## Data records
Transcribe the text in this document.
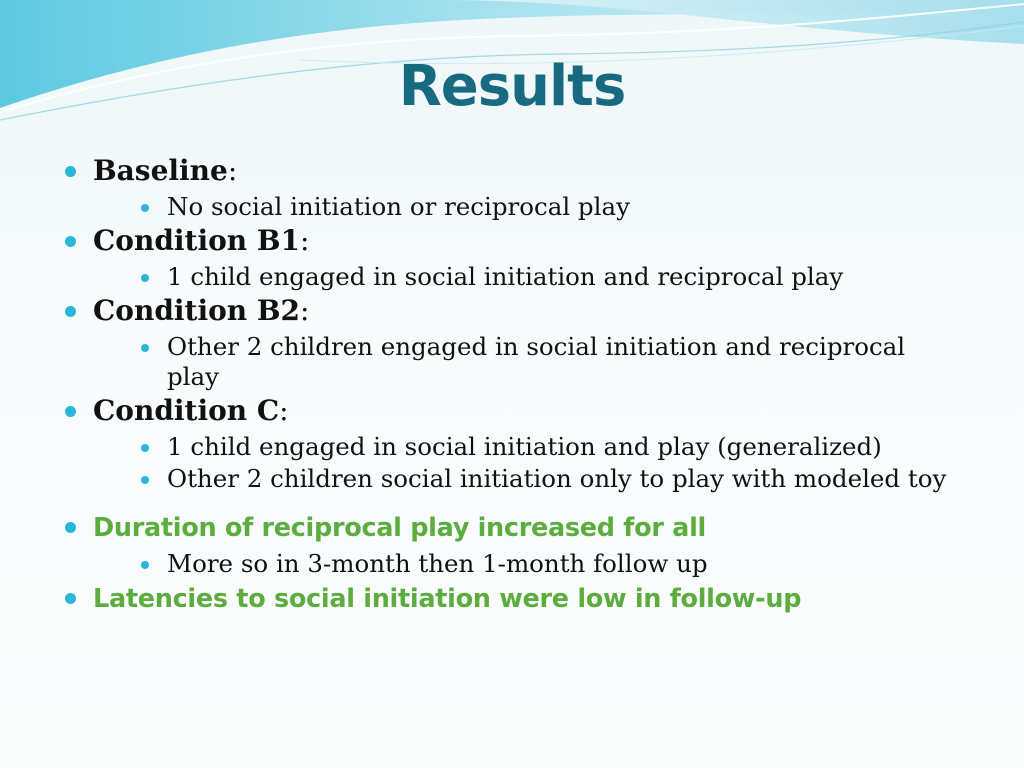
Results
Baseline:
No social initiation or reciprocal play
Condition B1:
1 child engaged in social initiation and reciprocal play
Condition B2:
Other 2 children engaged in social initiation and reciprocal play
Condition C:
1 child engaged in social initiation and play (generalized)
Other 2 children social initiation only to play with modeled toy
Duration of reciprocal play increased for all
More so in 3-month then 1-month follow up
Latencies to social initiation were low in follow-up
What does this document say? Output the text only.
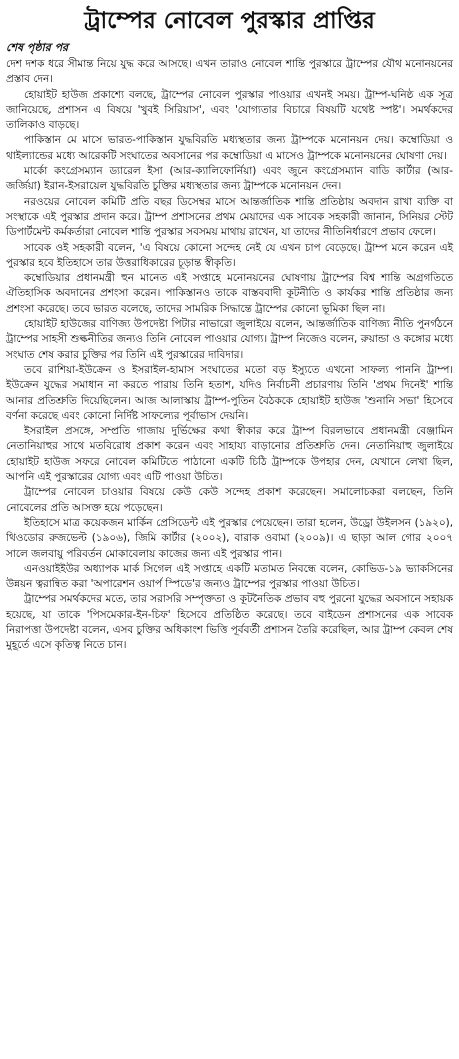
ট্রাম্পের নোবেল পুরস্কার প্রাপ্তির
শেষ পৃষ্ঠার পর

দেশ দশক ধরে সীমান্ত নিয়ে যুদ্ধ করে আসছে। এখন তারাও নোবেল শান্তি পুরস্কারে ট্রাম্পের যৌথ মনোনয়নের প্রস্তাব দেন।

হোয়াইট হাউজ প্রকাশ্যে বলছে, ট্রাম্পের নোবেল পুরস্কার পাওয়ার এখনই সময়। ট্রাম্প-ঘনিষ্ঠ এক সূত্র জানিয়েছে, প্রশাসন এ বিষয়ে 'খুবই সিরিয়াস', এবং 'যোগ্যতার বিচারে বিষয়টি যথেষ্ট স্পষ্ট'। সমর্থকদের তালিকাও বাড়ছে।

পাকিস্তান মে মাসে ভারত-পাকিস্তান যুদ্ধবিরতি মধ্যস্থতার জন্য ট্রাম্পকে মনোনয়ন দেয়। কম্বোডিয়া ও থাইল্যান্ডের মধ্যে আরেকটি সংঘাতের অবসানের পর কম্বোডিয়া এ মাসেও ট্রাম্পকে মনোনয়নের ঘোষণা দেয়।

মার্কো কংগ্রেসম্যান ড্যারেল ইসা (আর-ক্যালিফোর্নিয়া) এবং জুনে কংগ্রেসম্যান বাডি কার্টার (আর-জর্জিয়া) ইরান-ইসরায়েল যুদ্ধবিরতি চুক্তির মধ্যস্থতার জন্য ট্রাম্পকে মনোনয়ন দেন।

নরওয়ের নোবেল কমিটি প্রতি বছর ডিসেম্বর মাসে আন্তর্জাতিক শান্তি প্রতিষ্ঠায় অবদান রাখা ব্যক্তি বা সংস্থাকে এই পুরস্কার প্রদান করে। ট্রাম্প প্রশাসনের প্রথম মেয়াদের এক সাবেক সহকারী জানান, সিনিয়র স্টেট ডিপার্টমেন্ট কর্মকর্তারা নোবেল শান্তি পুরস্কার সবসময় মাথায় রাখেন, যা তাদের নীতিনির্ধারণে প্রভাব ফেলে।

সাবেক ওই সহকারী বলেন, 'এ বিষয়ে কোনো সন্দেহ নেই যে এখন চাপ বেড়েছে। ট্রাম্প মনে করেন এই পুরস্কার হবে ইতিহাসে তার উত্তরাধিকারের চূড়ান্ত স্বীকৃতি।

কম্বোডিয়ার প্রধানমন্ত্রী হুন মানেত এই সপ্তাহে মনোনয়নের ঘোষণায় ট্রাম্পের বিশ্ব শান্তি অগ্রগতিতে ঐতিহাসিক অবদানের প্রশংসা করেন। পাকিস্তানও তাকে বাস্তববাদী কূটনীতি ও কার্যকর শান্তি প্রতিষ্ঠার জন্য প্রশংসা করেছে। তবে ভারত বলেছে, তাদের সামরিক সিদ্ধান্তে ট্রাম্পের কোনো ভূমিকা ছিল না।

হোয়াইট হাউজের বাণিজ্য উপদেষ্টা পিটার নাভারো জুলাইয়ে বলেন, আন্তর্জাতিক বাণিজ্য নীতি পুনর্গঠনে ট্রাম্পের সাহসী শুল্কনীতির জন্যও তিনি নোবেল পাওয়ার যোগ্য। ট্রাম্প নিজেও বলেন, রুয়ান্ডা ও কঙ্গোর মধ্যে সংঘাত শেষ করার চুক্তির পর তিনি এই পুরস্কারের দাবিদার।

তবে রাশিয়া-ইউক্রেন ও ইসরাইল-হামাস সংঘাতের মতো বড় ইস্যুতে এখনো সাফল্য পাননি ট্রাম্প। ইউক্রেন যুদ্ধের সমাধান না করতে পারায় তিনি হতাশ, যদিও নির্বাচনী প্রচারণায় তিনি 'প্রথম দিনেই' শান্তি আনার প্রতিশ্রুতি দিয়েছিলেন। আজ আলাস্কায় ট্রাম্প-পুতিন বৈঠককে হোয়াইট হাউজ 'শুনানি সভা' হিসেবে বর্ণনা করেছে এবং কোনো নির্দিষ্ট সাফল্যের পূর্বাভাস দেয়নি।

ইসরাইল প্রসঙ্গে, সম্প্রতি গাজায় দুর্ভিক্ষের কথা স্বীকার করে ট্রাম্প বিরলভাবে প্রধানমন্ত্রী বেঞ্জামিন নেতানিয়াহুর সাথে মতবিরোধ প্রকাশ করেন এবং সাহায্য বাড়ানোর প্রতিশ্রুতি দেন। নেতানিয়াহু জুলাইয়ে হোয়াইট হাউজ সফরে নোবেল কমিটিতে পাঠানো একটি চিঠি ট্রাম্পকে উপহার দেন, যেখানে লেখা ছিল, আপনি এই পুরস্কারের যোগ্য এবং এটি পাওয়া উচিত।

ট্রাম্পের নোবেল চাওয়ার বিষয়ে কেউ কেউ সন্দেহ প্রকাশ করেছেন। সমালোচকরা বলছেন, তিনি নোবেলের প্রতি আসক্ত হয়ে পড়েছেন।

ইতিহাসে মাত্র কয়েকজন মার্কিন প্রেসিডেন্ট এই পুরস্কার পেয়েছেন। তারা হলেন, উড্রো উইলসন (১৯২০), থিওডোর রুজভেল্ট (১৯০৬), জিমি কার্টার (২০০২), বারাক ওবামা (২০০৯)। এ ছাড়া আল গোর ২০০৭ সালে জলবায়ু পরিবর্তন মোকাবেলায় কাজের জন্য এই পুরস্কার পান।

এনওয়াইইউর অধ্যাপক মার্ক সিগেল এই সপ্তাহে একটি মতামত নিবন্ধে বলেন, কোভিড-১৯ ভ্যাকসিনের উন্নয়ন ত্বরান্বিত করা 'অপারেশন ওয়ার্প স্পিডে'র জন্যও ট্রাম্পের পুরস্কার পাওয়া উচিত।

ট্রাম্পের সমর্থকদের মতে, তার সরাসরি সম্পৃক্ততা ও কূটনৈতিক প্রভাব বহু পুরনো যুদ্ধের অবসানে সহায়ক হয়েছে, যা তাকে 'পিসমেকার-ইন-চিফ' হিসেবে প্রতিষ্ঠিত করেছে। তবে বাইডেন প্রশাসনের এক সাবেক নিরাপত্তা উপদেষ্টা বলেন, এসব চুক্তির অধিকাংশ ভিত্তি পূর্ববর্তী প্রশাসন তৈরি করেছিল, আর ট্রাম্প কেবল শেষ মুহূর্তে এসে কৃতিত্ব নিতে চান।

## What you will do
Set down the complete material exactly, but do not include the images.

## Response
Transcribe the text in this document.
Results
Baseline:
No social initiation or reciprocal play
Condition B1:
1 child engaged in social initiation and reciprocal play
Condition B2:
Other 2 children engaged in social initiation and reciprocal play
Condition C:
1 child engaged in social initiation and play (generalized)
Other 2 children social initiation only to play with modeled toy
Duration of reciprocal play increased for all
More so in 3-month then 1-month follow up
Latencies to social initiation were low in follow-up
What does this document say? Output the text only.
ট্রাম্পের নোবেল পুরস্কার প্রাপ্তির
শেষ পৃষ্ঠার পর

দেশ দশক ধরে সীমান্ত নিয়ে যুদ্ধ করে আসছে। এখন তারাও নোবেল শান্তি পুরস্কারে ট্রাম্পের যৌথ মনোনয়নের প্রস্তাব দেন।

হোয়াইট হাউজ প্রকাশ্যে বলছে, ট্রাম্পের নোবেল পুরস্কার পাওয়ার এখনই সময়। ট্রাম্প-ঘনিষ্ঠ এক সূত্র জানিয়েছে, প্রশাসন এ বিষয়ে 'খুবই সিরিয়াস', এবং 'যোগ্যতার বিচারে বিষয়টি যথেষ্ট স্পষ্ট'। সমর্থকদের তালিকাও বাড়ছে।

পাকিস্তান মে মাসে ভারত-পাকিস্তান যুদ্ধবিরতি মধ্যস্থতার জন্য ট্রাম্পকে মনোনয়ন দেয়। কম্বোডিয়া ও থাইল্যান্ডের মধ্যে আরেকটি সংঘাতের অবসানের পর কম্বোডিয়া এ মাসেও ট্রাম্পকে মনোনয়নের ঘোষণা দেয়।

মার্কো কংগ্রেসম্যান ড্যারেল ইসা (আর-ক্যালিফোর্নিয়া) এবং জুনে কংগ্রেসম্যান বাডি কার্টার (আর-জর্জিয়া) ইরান-ইসরায়েল যুদ্ধবিরতি চুক্তির মধ্যস্থতার জন্য ট্রাম্পকে মনোনয়ন দেন।

নরওয়ের নোবেল কমিটি প্রতি বছর ডিসেম্বর মাসে আন্তর্জাতিক শান্তি প্রতিষ্ঠায় অবদান রাখা ব্যক্তি বা সংস্থাকে এই পুরস্কার প্রদান করে। ট্রাম্প প্রশাসনের প্রথম মেয়াদের এক সাবেক সহকারী জানান, সিনিয়র স্টেট ডিপার্টমেন্ট কর্মকর্তারা নোবেল শান্তি পুরস্কার সবসময় মাথায় রাখেন, যা তাদের নীতিনির্ধারণে প্রভাব ফেলে।

সাবেক ওই সহকারী বলেন, 'এ বিষয়ে কোনো সন্দেহ নেই যে এখন চাপ বেড়েছে। ট্রাম্প মনে করেন এই পুরস্কার হবে ইতিহাসে তার উত্তরাধিকারের চূড়ান্ত স্বীকৃতি।

কম্বোডিয়ার প্রধানমন্ত্রী হুন মানেত এই সপ্তাহে মনোনয়নের ঘোষণায় ট্রাম্পের বিশ্ব শান্তি অগ্রগতিতে ঐতিহাসিক অবদানের প্রশংসা করেন। পাকিস্তানও তাকে বাস্তববাদী কূটনীতি ও কার্যকর শান্তি প্রতিষ্ঠার জন্য প্রশংসা করেছে। তবে ভারত বলেছে, তাদের সামরিক সিদ্ধান্তে ট্রাম্পের কোনো ভূমিকা ছিল না।

হোয়াইট হাউজের বাণিজ্য উপদেষ্টা পিটার নাভারো জুলাইয়ে বলেন, আন্তর্জাতিক বাণিজ্য নীতি পুনর্গঠনে ট্রাম্পের সাহসী শুল্কনীতির জন্যও তিনি নোবেল পাওয়ার যোগ্য। ট্রাম্প নিজেও বলেন, রুয়ান্ডা ও কঙ্গোর মধ্যে সংঘাত শেষ করার চুক্তির পর তিনি এই পুরস্কারের দাবিদার।

তবে রাশিয়া-ইউক্রেন ও ইসরাইল-হামাস সংঘাতের মতো বড় ইস্যুতে এখনো সাফল্য পাননি ট্রাম্প। ইউক্রেন যুদ্ধের সমাধান না করতে পারায় তিনি হতাশ, যদিও নির্বাচনী প্রচারণায় তিনি 'প্রথম দিনেই' শান্তি আনার প্রতিশ্রুতি দিয়েছিলেন। আজ আলাস্কায় ট্রাম্প-পুতিন বৈঠককে হোয়াইট হাউজ 'শুনানি সভা' হিসেবে বর্ণনা করেছে এবং কোনো নির্দিষ্ট সাফল্যের পূর্বাভাস দেয়নি।

ইসরাইল প্রসঙ্গে, সম্প্রতি গাজায় দুর্ভিক্ষের কথা স্বীকার করে ট্রাম্প বিরলভাবে প্রধানমন্ত্রী বেঞ্জামিন নেতানিয়াহুর সাথে মতবিরোধ প্রকাশ করেন এবং সাহায্য বাড়ানোর প্রতিশ্রুতি দেন। নেতানিয়াহু জুলাইয়ে হোয়াইট হাউজ সফরে নোবেল কমিটিতে পাঠানো একটি চিঠি ট্রাম্পকে উপহার দেন, যেখানে লেখা ছিল, আপনি এই পুরস্কারের যোগ্য এবং এটি পাওয়া উচিত।

ট্রাম্পের নোবেল চাওয়ার বিষয়ে কেউ কেউ সন্দেহ প্রকাশ করেছেন। সমালোচকরা বলছেন, তিনি নোবেলের প্রতি আসক্ত হয়ে পড়েছেন।

ইতিহাসে মাত্র কয়েকজন মার্কিন প্রেসিডেন্ট এই পুরস্কার পেয়েছেন। তারা হলেন, উড্রো উইলসন (১৯২০), থিওডোর রুজভেল্ট (১৯০৬), জিমি কার্টার (২০০২), বারাক ওবামা (২০০৯)। এ ছাড়া আল গোর ২০০৭ সালে জলবায়ু পরিবর্তন মোকাবেলায় কাজের জন্য এই পুরস্কার পান।

এনওয়াইইউর অধ্যাপক মার্ক সিগেল এই সপ্তাহে একটি মতামত নিবন্ধে বলেন, কোভিড-১৯ ভ্যাকসিনের উন্নয়ন ত্বরান্বিত করা 'অপারেশন ওয়ার্প স্পিডে'র জন্যও ট্রাম্পের পুরস্কার পাওয়া উচিত।

ট্রাম্পের সমর্থকদের মতে, তার সরাসরি সম্পৃক্ততা ও কূটনৈতিক প্রভাব বহু পুরনো যুদ্ধের অবসানে সহায়ক হয়েছে, যা তাকে 'পিসমেকার-ইন-চিফ' হিসেবে প্রতিষ্ঠিত করেছে। তবে বাইডেন প্রশাসনের এক সাবেক নিরাপত্তা উপদেষ্টা বলেন, এসব চুক্তির অধিকাংশ ভিত্তি পূর্ববর্তী প্রশাসন তৈরি করেছিল, আর ট্রাম্প কেবল শেষ মুহূর্তে এসে কৃতিত্ব নিতে চান।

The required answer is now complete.